▸ Task objective
Write out the listing exactly as it is given.

Records contained in a dataset
────────────────

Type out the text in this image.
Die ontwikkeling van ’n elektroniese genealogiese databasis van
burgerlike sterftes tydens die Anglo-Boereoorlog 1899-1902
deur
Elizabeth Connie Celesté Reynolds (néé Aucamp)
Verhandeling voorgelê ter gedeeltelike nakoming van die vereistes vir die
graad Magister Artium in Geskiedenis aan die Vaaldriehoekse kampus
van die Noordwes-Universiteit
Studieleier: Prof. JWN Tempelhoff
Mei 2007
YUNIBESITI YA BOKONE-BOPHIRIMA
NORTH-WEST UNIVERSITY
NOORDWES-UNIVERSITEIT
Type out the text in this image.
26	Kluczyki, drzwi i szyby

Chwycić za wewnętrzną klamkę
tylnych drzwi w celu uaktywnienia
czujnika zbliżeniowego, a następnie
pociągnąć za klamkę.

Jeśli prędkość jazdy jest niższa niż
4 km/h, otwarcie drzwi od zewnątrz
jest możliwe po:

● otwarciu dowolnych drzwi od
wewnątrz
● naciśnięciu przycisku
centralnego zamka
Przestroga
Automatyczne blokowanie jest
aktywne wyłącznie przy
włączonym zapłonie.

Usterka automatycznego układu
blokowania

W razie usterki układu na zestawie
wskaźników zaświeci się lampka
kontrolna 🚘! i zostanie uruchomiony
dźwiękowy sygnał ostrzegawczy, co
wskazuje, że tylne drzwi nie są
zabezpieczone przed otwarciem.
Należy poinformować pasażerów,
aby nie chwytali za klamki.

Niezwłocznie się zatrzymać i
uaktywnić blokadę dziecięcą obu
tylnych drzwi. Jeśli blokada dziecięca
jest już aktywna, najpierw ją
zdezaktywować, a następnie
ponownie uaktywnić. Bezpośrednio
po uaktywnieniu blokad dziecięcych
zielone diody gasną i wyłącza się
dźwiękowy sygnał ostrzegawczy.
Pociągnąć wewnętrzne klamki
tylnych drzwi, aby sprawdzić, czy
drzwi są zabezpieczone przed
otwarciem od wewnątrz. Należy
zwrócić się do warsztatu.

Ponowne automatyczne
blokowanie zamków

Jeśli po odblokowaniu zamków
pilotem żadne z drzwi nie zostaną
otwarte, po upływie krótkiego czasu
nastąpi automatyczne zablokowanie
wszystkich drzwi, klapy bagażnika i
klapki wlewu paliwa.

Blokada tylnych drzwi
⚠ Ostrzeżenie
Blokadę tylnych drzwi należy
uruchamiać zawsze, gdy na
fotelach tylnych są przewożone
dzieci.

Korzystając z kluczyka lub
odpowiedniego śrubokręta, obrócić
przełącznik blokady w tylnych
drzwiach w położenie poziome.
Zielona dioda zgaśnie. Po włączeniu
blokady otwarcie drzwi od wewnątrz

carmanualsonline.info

────────────────

▸ In response
Type out the text in this image.
Die ontwikkeling van ’n elektroniese genealogiese databasis van
burgerlike sterftes tydens die Anglo-Boereoorlog 1899-1902
deur
Elizabeth Connie Celesté Reynolds (néé Aucamp)
Verhandeling voorgelê ter gedeeltelike nakoming van die vereistes vir die
graad Magister Artium in Geskiedenis aan die Vaaldriehoekse kampus
van die Noordwes-Universiteit
Studieleier: Prof. JWN Tempelhoff
Mei 2007
YUNIBESITI YA BOKONE-BOPHIRIMA
NORTH-WEST UNIVERSITY
NOORDWES-UNIVERSITEIT
Type out the text in this image.
26	Kluczyki, drzwi i szyby

Chwycić za wewnętrzną klamkę
tylnych drzwi w celu uaktywnienia
czujnika zbliżeniowego, a następnie
pociągnąć za klamkę.

Jeśli prędkość jazdy jest niższa niż
4 km/h, otwarcie drzwi od zewnątrz
jest możliwe po:

● otwarciu dowolnych drzwi od
wewnątrz
● naciśnięciu przycisku
centralnego zamka
Przestroga
Automatyczne blokowanie jest
aktywne wyłącznie przy
włączonym zapłonie.

Usterka automatycznego układu
blokowania

W razie usterki układu na zestawie
wskaźników zaświeci się lampka
kontrolna 🚘! i zostanie uruchomiony
dźwiękowy sygnał ostrzegawczy, co
wskazuje, że tylne drzwi nie są
zabezpieczone przed otwarciem.
Należy poinformować pasażerów,
aby nie chwytali za klamki.

Niezwłocznie się zatrzymać i
uaktywnić blokadę dziecięcą obu
tylnych drzwi. Jeśli blokada dziecięca
jest już aktywna, najpierw ją
zdezaktywować, a następnie
ponownie uaktywnić. Bezpośrednio
po uaktywnieniu blokad dziecięcych
zielone diody gasną i wyłącza się
dźwiękowy sygnał ostrzegawczy.
Pociągnąć wewnętrzne klamki
tylnych drzwi, aby sprawdzić, czy
drzwi są zabezpieczone przed
otwarciem od wewnątrz. Należy
zwrócić się do warsztatu.

Ponowne automatyczne
blokowanie zamków

Jeśli po odblokowaniu zamków
pilotem żadne z drzwi nie zostaną
otwarte, po upływie krótkiego czasu
nastąpi automatyczne zablokowanie
wszystkich drzwi, klapy bagażnika i
klapki wlewu paliwa.

Blokada tylnych drzwi
⚠ Ostrzeżenie
Blokadę tylnych drzwi należy
uruchamiać zawsze, gdy na
fotelach tylnych są przewożone
dzieci.

Korzystając z kluczyka lub
odpowiedniego śrubokręta, obrócić
przełącznik blokady w tylnych
drzwiach w położenie poziome.
Zielona dioda zgaśnie. Po włączeniu
blokady otwarcie drzwi od wewnątrz

carmanualsonline.info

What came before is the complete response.